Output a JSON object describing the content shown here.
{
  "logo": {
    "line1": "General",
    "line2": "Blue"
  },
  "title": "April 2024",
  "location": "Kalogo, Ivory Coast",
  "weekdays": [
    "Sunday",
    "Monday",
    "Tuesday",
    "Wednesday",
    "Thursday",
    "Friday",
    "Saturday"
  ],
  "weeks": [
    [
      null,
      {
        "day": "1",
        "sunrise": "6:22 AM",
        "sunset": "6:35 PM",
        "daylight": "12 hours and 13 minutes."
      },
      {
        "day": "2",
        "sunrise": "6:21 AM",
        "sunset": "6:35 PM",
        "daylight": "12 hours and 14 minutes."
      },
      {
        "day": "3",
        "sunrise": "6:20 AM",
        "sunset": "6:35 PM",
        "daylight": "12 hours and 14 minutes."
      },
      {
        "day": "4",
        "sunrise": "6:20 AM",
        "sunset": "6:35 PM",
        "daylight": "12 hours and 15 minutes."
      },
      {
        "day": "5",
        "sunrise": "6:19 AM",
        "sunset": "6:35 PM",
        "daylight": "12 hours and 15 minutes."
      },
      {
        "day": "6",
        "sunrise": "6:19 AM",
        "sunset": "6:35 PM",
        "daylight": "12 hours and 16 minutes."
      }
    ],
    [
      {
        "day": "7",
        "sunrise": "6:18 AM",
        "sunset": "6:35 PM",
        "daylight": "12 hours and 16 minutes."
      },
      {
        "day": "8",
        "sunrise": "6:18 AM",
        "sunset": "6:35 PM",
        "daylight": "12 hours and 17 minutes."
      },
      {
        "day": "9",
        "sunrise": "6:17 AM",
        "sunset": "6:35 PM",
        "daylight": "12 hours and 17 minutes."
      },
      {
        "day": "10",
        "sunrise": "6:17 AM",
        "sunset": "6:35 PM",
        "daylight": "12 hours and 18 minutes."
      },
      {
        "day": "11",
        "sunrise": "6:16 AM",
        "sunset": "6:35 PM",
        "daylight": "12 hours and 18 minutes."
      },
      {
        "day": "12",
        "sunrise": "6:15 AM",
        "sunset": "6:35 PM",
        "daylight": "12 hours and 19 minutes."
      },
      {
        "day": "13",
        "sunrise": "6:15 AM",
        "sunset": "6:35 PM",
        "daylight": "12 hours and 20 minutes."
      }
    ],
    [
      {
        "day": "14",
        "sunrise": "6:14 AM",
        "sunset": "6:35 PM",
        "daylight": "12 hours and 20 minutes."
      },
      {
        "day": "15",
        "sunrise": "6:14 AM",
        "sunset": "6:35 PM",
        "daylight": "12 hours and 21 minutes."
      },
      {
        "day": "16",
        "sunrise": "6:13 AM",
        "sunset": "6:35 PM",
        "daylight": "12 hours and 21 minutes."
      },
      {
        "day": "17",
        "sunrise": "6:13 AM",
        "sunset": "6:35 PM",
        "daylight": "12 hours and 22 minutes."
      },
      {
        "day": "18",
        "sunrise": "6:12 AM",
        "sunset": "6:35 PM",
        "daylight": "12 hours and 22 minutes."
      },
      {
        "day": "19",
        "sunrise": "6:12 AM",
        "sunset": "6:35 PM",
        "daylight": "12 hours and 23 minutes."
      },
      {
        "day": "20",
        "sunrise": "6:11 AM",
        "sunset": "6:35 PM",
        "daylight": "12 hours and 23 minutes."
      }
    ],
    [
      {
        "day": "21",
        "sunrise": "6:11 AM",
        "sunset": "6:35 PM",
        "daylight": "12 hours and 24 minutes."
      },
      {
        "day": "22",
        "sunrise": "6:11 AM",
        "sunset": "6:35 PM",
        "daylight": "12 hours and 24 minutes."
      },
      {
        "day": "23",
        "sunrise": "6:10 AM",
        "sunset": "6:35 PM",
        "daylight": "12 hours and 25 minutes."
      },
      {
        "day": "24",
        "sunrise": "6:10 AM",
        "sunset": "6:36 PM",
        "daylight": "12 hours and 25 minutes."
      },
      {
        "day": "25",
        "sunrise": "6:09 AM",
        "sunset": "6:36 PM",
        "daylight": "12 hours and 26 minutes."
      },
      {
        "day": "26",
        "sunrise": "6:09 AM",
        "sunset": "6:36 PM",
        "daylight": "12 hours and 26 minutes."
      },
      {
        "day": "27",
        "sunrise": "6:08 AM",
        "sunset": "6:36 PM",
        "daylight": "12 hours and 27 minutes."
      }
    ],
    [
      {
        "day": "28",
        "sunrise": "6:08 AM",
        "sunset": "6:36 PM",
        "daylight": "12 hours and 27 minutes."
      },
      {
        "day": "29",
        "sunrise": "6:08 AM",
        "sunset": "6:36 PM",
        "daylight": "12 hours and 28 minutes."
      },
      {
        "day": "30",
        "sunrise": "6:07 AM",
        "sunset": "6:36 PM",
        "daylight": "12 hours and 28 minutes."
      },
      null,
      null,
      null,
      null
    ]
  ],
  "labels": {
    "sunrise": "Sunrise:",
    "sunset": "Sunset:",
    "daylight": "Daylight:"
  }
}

_ _ _

**THE EXERCISE:**
Transcribe each entry precisely, missing none.

**OUTPUT FOR THIS EXERCISE:**
Output a JSON object describing the content shown here.
{
  "logo": {
    "line1": "General",
    "line2": "Blue"
  },
  "title": "April 2024",
  "location": "Kalogo, Ivory Coast",
  "weekdays": [
    "Sunday",
    "Monday",
    "Tuesday",
    "Wednesday",
    "Thursday",
    "Friday",
    "Saturday"
  ],
  "weeks": [
    [
      null,
      {
        "day": "1",
        "sunrise": "6:22 AM",
        "sunset": "6:35 PM",
        "daylight": "12 hours and 13 minutes."
      },
      {
        "day": "2",
        "sunrise": "6:21 AM",
        "sunset": "6:35 PM",
        "daylight": "12 hours and 14 minutes."
      },
      {
        "day": "3",
        "sunrise": "6:20 AM",
        "sunset": "6:35 PM",
        "daylight": "12 hours and 14 minutes."
      },
      {
        "day": "4",
        "sunrise": "6:20 AM",
        "sunset": "6:35 PM",
        "daylight": "12 hours and 15 minutes."
      },
      {
        "day": "5",
        "sunrise": "6:19 AM",
        "sunset": "6:35 PM",
        "daylight": "12 hours and 15 minutes."
      },
      {
        "day": "6",
        "sunrise": "6:19 AM",
        "sunset": "6:35 PM",
        "daylight": "12 hours and 16 minutes."
      }
    ],
    [
      {
        "day": "7",
        "sunrise": "6:18 AM",
        "sunset": "6:35 PM",
        "daylight": "12 hours and 16 minutes."
      },
      {
        "day": "8",
        "sunrise": "6:18 AM",
        "sunset": "6:35 PM",
        "daylight": "12 hours and 17 minutes."
      },
      {
        "day": "9",
        "sunrise": "6:17 AM",
        "sunset": "6:35 PM",
        "daylight": "12 hours and 17 minutes."
      },
      {
        "day": "10",
        "sunrise": "6:17 AM",
        "sunset": "6:35 PM",
        "daylight": "12 hours and 18 minutes."
      },
      {
        "day": "11",
        "sunrise": "6:16 AM",
        "sunset": "6:35 PM",
        "daylight": "12 hours and 18 minutes."
      },
      {
        "day": "12",
        "sunrise": "6:15 AM",
        "sunset": "6:35 PM",
        "daylight": "12 hours and 19 minutes."
      },
      {
        "day": "13",
        "sunrise": "6:15 AM",
        "sunset": "6:35 PM",
        "daylight": "12 hours and 20 minutes."
      }
    ],
    [
      {
        "day": "14",
        "sunrise": "6:14 AM",
        "sunset": "6:35 PM",
        "daylight": "12 hours and 20 minutes."
      },
      {
        "day": "15",
        "sunrise": "6:14 AM",
        "sunset": "6:35 PM",
        "daylight": "12 hours and 21 minutes."
      },
      {
        "day": "16",
        "sunrise": "6:13 AM",
        "sunset": "6:35 PM",
        "daylight": "12 hours and 21 minutes."
      },
      {
        "day": "17",
        "sunrise": "6:13 AM",
        "sunset": "6:35 PM",
        "daylight": "12 hours and 22 minutes."
      },
      {
        "day": "18",
        "sunrise": "6:12 AM",
        "sunset": "6:35 PM",
        "daylight": "12 hours and 22 minutes."
      },
      {
        "day": "19",
        "sunrise": "6:12 AM",
        "sunset": "6:35 PM",
        "daylight": "12 hours and 23 minutes."
      },
      {
        "day": "20",
        "sunrise": "6:11 AM",
        "sunset": "6:35 PM",
        "daylight": "12 hours and 23 minutes."
      }
    ],
    [
      {
        "day": "21",
        "sunrise": "6:11 AM",
        "sunset": "6:35 PM",
        "daylight": "12 hours and 24 minutes."
      },
      {
        "day": "22",
        "sunrise": "6:11 AM",
        "sunset": "6:35 PM",
        "daylight": "12 hours and 24 minutes."
      },
      {
        "day": "23",
        "sunrise": "6:10 AM",
        "sunset": "6:35 PM",
        "daylight": "12 hours and 25 minutes."
      },
      {
        "day": "24",
        "sunrise": "6:10 AM",
        "sunset": "6:36 PM",
        "daylight": "12 hours and 25 minutes."
      },
      {
        "day": "25",
        "sunrise": "6:09 AM",
        "sunset": "6:36 PM",
        "daylight": "12 hours and 26 minutes."
      },
      {
        "day": "26",
        "sunrise": "6:09 AM",
        "sunset": "6:36 PM",
        "daylight": "12 hours and 26 minutes."
      },
      {
        "day": "27",
        "sunrise": "6:08 AM",
        "sunset": "6:36 PM",
        "daylight": "12 hours and 27 minutes."
      }
    ],
    [
      {
        "day": "28",
        "sunrise": "6:08 AM",
        "sunset": "6:36 PM",
        "daylight": "12 hours and 27 minutes."
      },
      {
        "day": "29",
        "sunrise": "6:08 AM",
        "sunset": "6:36 PM",
        "daylight": "12 hours and 28 minutes."
      },
      {
        "day": "30",
        "sunrise": "6:07 AM",
        "sunset": "6:36 PM",
        "daylight": "12 hours and 28 minutes."
      },
      null,
      null,
      null,
      null
    ]
  ],
  "labels": {
    "sunrise": "Sunrise:",
    "sunset": "Sunset:",
    "daylight": "Daylight:"
  }
}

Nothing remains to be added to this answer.